Copy out every line of the records where the string "this" occurs.
[Start Material]
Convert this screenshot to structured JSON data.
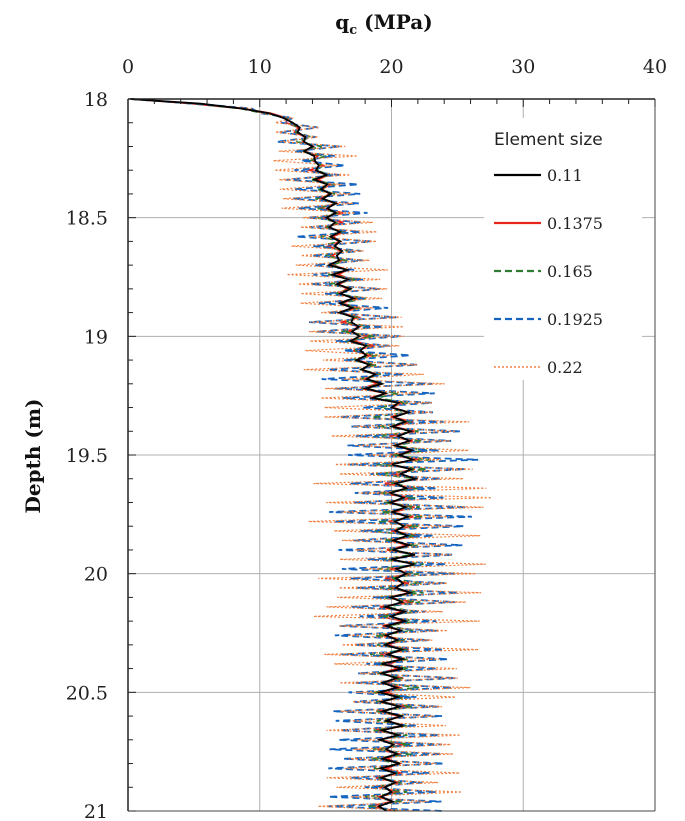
{
  "chart_data": {
    "type": "line",
    "xlabel_main": "q",
    "xlabel_sub": "c",
    "xlabel_unit": " (MPa)",
    "ylabel": "Depth (m)",
    "xlim": [
      0,
      40
    ],
    "ylim": [
      18,
      21
    ],
    "x_axis_position": "top",
    "y_axis_inverted": true,
    "x_ticks": [
      "0",
      "10",
      "20",
      "30",
      "40"
    ],
    "y_ticks": [
      "18",
      "18.5",
      "19",
      "19.5",
      "20",
      "20.5",
      "21"
    ],
    "grid": true,
    "legend": {
      "title": "Element size",
      "placement": "top-right"
    },
    "depth_step": 0.02,
    "mean_profile": [
      {
        "depth": 18.0,
        "qc": 0.2
      },
      {
        "depth": 18.01,
        "qc": 3.0
      },
      {
        "depth": 18.03,
        "qc": 7.5
      },
      {
        "depth": 18.05,
        "qc": 10.0
      },
      {
        "depth": 18.08,
        "qc": 11.8
      },
      {
        "depth": 18.12,
        "qc": 12.8
      },
      {
        "depth": 18.2,
        "qc": 13.8
      },
      {
        "depth": 18.3,
        "qc": 14.5
      },
      {
        "depth": 18.5,
        "qc": 15.5
      },
      {
        "depth": 18.7,
        "qc": 16.0
      },
      {
        "depth": 18.9,
        "qc": 16.8
      },
      {
        "depth": 19.1,
        "qc": 18.0
      },
      {
        "depth": 19.25,
        "qc": 19.0
      },
      {
        "depth": 19.3,
        "qc": 20.5
      },
      {
        "depth": 19.5,
        "qc": 21.0
      },
      {
        "depth": 19.7,
        "qc": 20.5
      },
      {
        "depth": 19.9,
        "qc": 20.8
      },
      {
        "depth": 20.1,
        "qc": 20.5
      },
      {
        "depth": 20.3,
        "qc": 20.2
      },
      {
        "depth": 20.5,
        "qc": 20.0
      },
      {
        "depth": 20.7,
        "qc": 20.0
      },
      {
        "depth": 20.9,
        "qc": 19.8
      },
      {
        "depth": 21.0,
        "qc": 19.5
      }
    ],
    "series": [
      {
        "name": "0.11",
        "color": "#000000",
        "dash": "solid",
        "amplitude_factor": 0.12
      },
      {
        "name": "0.1375",
        "color": "#e8251b",
        "dash": "solid",
        "amplitude_factor": 0.18
      },
      {
        "name": "0.165",
        "color": "#2e7d32",
        "dash": "dashed",
        "amplitude_factor": 0.28
      },
      {
        "name": "0.1925",
        "color": "#1565c0",
        "dash": "dashed",
        "amplitude_factor": 0.75
      },
      {
        "name": "0.22",
        "color": "#f08040",
        "dash": "dotted",
        "amplitude_factor": 0.95
      }
    ],
    "oscillation_amplitude": [
      {
        "depth": 18.0,
        "amp": 0.0
      },
      {
        "depth": 18.08,
        "amp": 1.0
      },
      {
        "depth": 18.2,
        "amp": 3.5
      },
      {
        "depth": 18.5,
        "amp": 4.0
      },
      {
        "depth": 19.0,
        "amp": 4.5
      },
      {
        "depth": 19.3,
        "amp": 6.5
      },
      {
        "depth": 19.5,
        "amp": 7.5
      },
      {
        "depth": 20.0,
        "amp": 7.0
      },
      {
        "depth": 20.5,
        "amp": 6.5
      },
      {
        "depth": 21.0,
        "amp": 6.0
      }
    ]
  }
}
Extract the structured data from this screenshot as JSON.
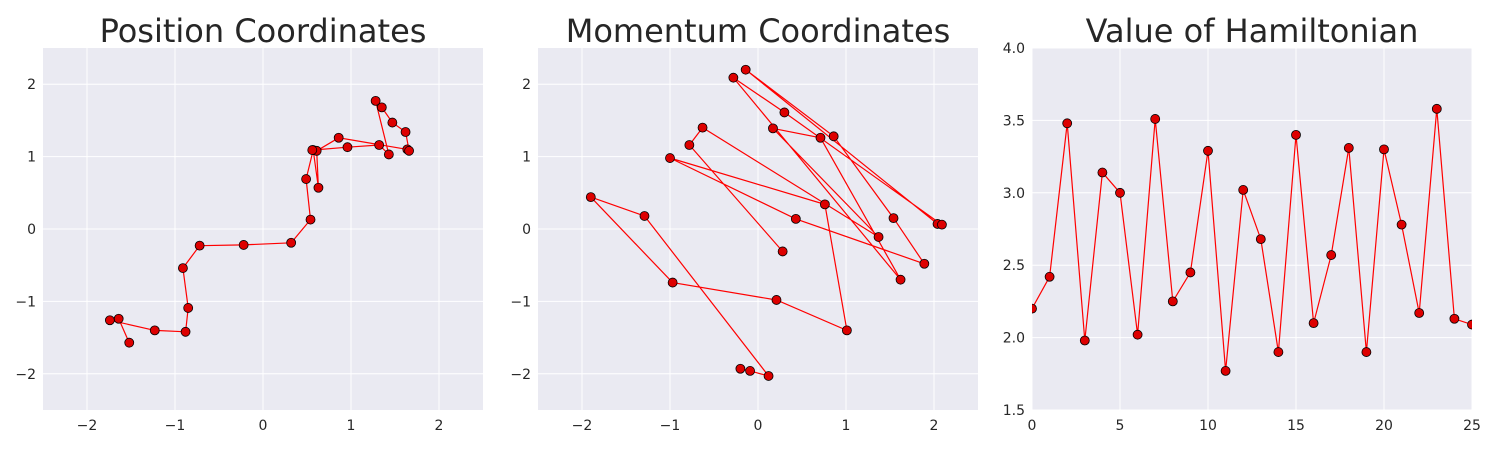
{
  "style": {
    "background": "#ffffff",
    "plot_background": "#eaeaf2",
    "grid_color": "#ffffff",
    "line_color": "#ff0000",
    "marker_fill": "#dd0000",
    "marker_edge": "#000000",
    "text_color": "#262626"
  },
  "chart_data": [
    {
      "type": "line",
      "title": "Position Coordinates",
      "xlabel": "",
      "ylabel": "",
      "xlim": [
        -2.5,
        2.5
      ],
      "ylim": [
        -2.5,
        2.5
      ],
      "xticks": [
        -2,
        -1,
        0,
        1,
        2
      ],
      "yticks": [
        -2,
        -1,
        0,
        1,
        2
      ],
      "xtick_labels": [
        "−2",
        "−1",
        "0",
        "1",
        "2"
      ],
      "ytick_labels": [
        "−2",
        "−1",
        "0",
        "1",
        "2"
      ],
      "grid": true,
      "markers": true,
      "series": [
        {
          "points": [
            [
              -1.52,
              -1.57
            ],
            [
              -1.64,
              -1.24
            ],
            [
              -1.74,
              -1.26
            ],
            [
              -1.23,
              -1.4
            ],
            [
              -0.88,
              -1.42
            ],
            [
              -0.85,
              -1.09
            ],
            [
              -0.91,
              -0.54
            ],
            [
              -0.72,
              -0.23
            ],
            [
              -0.22,
              -0.22
            ],
            [
              0.32,
              -0.19
            ],
            [
              0.54,
              0.13
            ],
            [
              0.49,
              0.69
            ],
            [
              0.57,
              1.09
            ],
            [
              0.63,
              0.57
            ],
            [
              0.61,
              1.08
            ],
            [
              0.86,
              1.26
            ],
            [
              1.64,
              1.1
            ],
            [
              1.66,
              1.08
            ],
            [
              1.62,
              1.34
            ],
            [
              1.47,
              1.47
            ],
            [
              1.35,
              1.68
            ],
            [
              1.28,
              1.77
            ],
            [
              1.43,
              1.03
            ],
            [
              1.32,
              1.16
            ],
            [
              0.96,
              1.13
            ],
            [
              0.56,
              1.09
            ]
          ]
        }
      ]
    },
    {
      "type": "line",
      "title": "Momentum Coordinates",
      "xlabel": "",
      "ylabel": "",
      "xlim": [
        -2.5,
        2.5
      ],
      "ylim": [
        -2.5,
        2.5
      ],
      "xticks": [
        -2,
        -1,
        0,
        1,
        2
      ],
      "yticks": [
        -2,
        -1,
        0,
        1,
        2
      ],
      "xtick_labels": [
        "−2",
        "−1",
        "0",
        "1",
        "2"
      ],
      "ytick_labels": [
        "−2",
        "−1",
        "0",
        "1",
        "2"
      ],
      "grid": true,
      "markers": true,
      "series": [
        {
          "points": [
            [
              -0.2,
              -1.93
            ],
            [
              -0.09,
              -1.96
            ],
            [
              0.12,
              -2.03
            ],
            [
              -1.29,
              0.18
            ],
            [
              -1.9,
              0.44
            ],
            [
              -0.97,
              -0.74
            ],
            [
              0.21,
              -0.98
            ],
            [
              1.01,
              -1.4
            ],
            [
              0.76,
              0.34
            ],
            [
              -1.0,
              0.98
            ],
            [
              0.43,
              0.14
            ],
            [
              1.89,
              -0.48
            ],
            [
              1.54,
              0.15
            ],
            [
              0.86,
              1.28
            ],
            [
              -0.14,
              2.2
            ],
            [
              2.04,
              0.07
            ],
            [
              2.09,
              0.06
            ],
            [
              0.3,
              1.61
            ],
            [
              -0.28,
              2.09
            ],
            [
              1.62,
              -0.7
            ],
            [
              0.71,
              1.26
            ],
            [
              0.17,
              1.39
            ],
            [
              1.37,
              -0.11
            ],
            [
              -0.63,
              1.4
            ],
            [
              -0.78,
              1.16
            ],
            [
              0.28,
              -0.31
            ]
          ]
        }
      ]
    },
    {
      "type": "line",
      "title": "Value of Hamiltonian",
      "xlabel": "",
      "ylabel": "",
      "xlim": [
        0,
        25
      ],
      "ylim": [
        1.5,
        4.0
      ],
      "xticks": [
        0,
        5,
        10,
        15,
        20,
        25
      ],
      "yticks": [
        1.5,
        2.0,
        2.5,
        3.0,
        3.5,
        4.0
      ],
      "xtick_labels": [
        "0",
        "5",
        "10",
        "15",
        "20",
        "25"
      ],
      "ytick_labels": [
        "1.5",
        "2.0",
        "2.5",
        "3.0",
        "3.5",
        "4.0"
      ],
      "grid": true,
      "markers": true,
      "series": [
        {
          "x": [
            0,
            1,
            2,
            3,
            4,
            5,
            6,
            7,
            8,
            9,
            10,
            11,
            12,
            13,
            14,
            15,
            16,
            17,
            18,
            19,
            20,
            21,
            22,
            23,
            24,
            25
          ],
          "y": [
            2.2,
            2.42,
            3.48,
            1.98,
            3.14,
            3.0,
            2.02,
            3.51,
            2.25,
            2.45,
            3.29,
            1.77,
            3.02,
            2.68,
            1.9,
            3.4,
            2.1,
            2.57,
            3.31,
            1.9,
            3.3,
            2.78,
            2.17,
            3.58,
            2.13,
            2.09
          ]
        }
      ]
    }
  ]
}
[End Material]
Correct result
Convert this screenshot to structured JSON data.
Extract the structured data from this screenshot as JSON.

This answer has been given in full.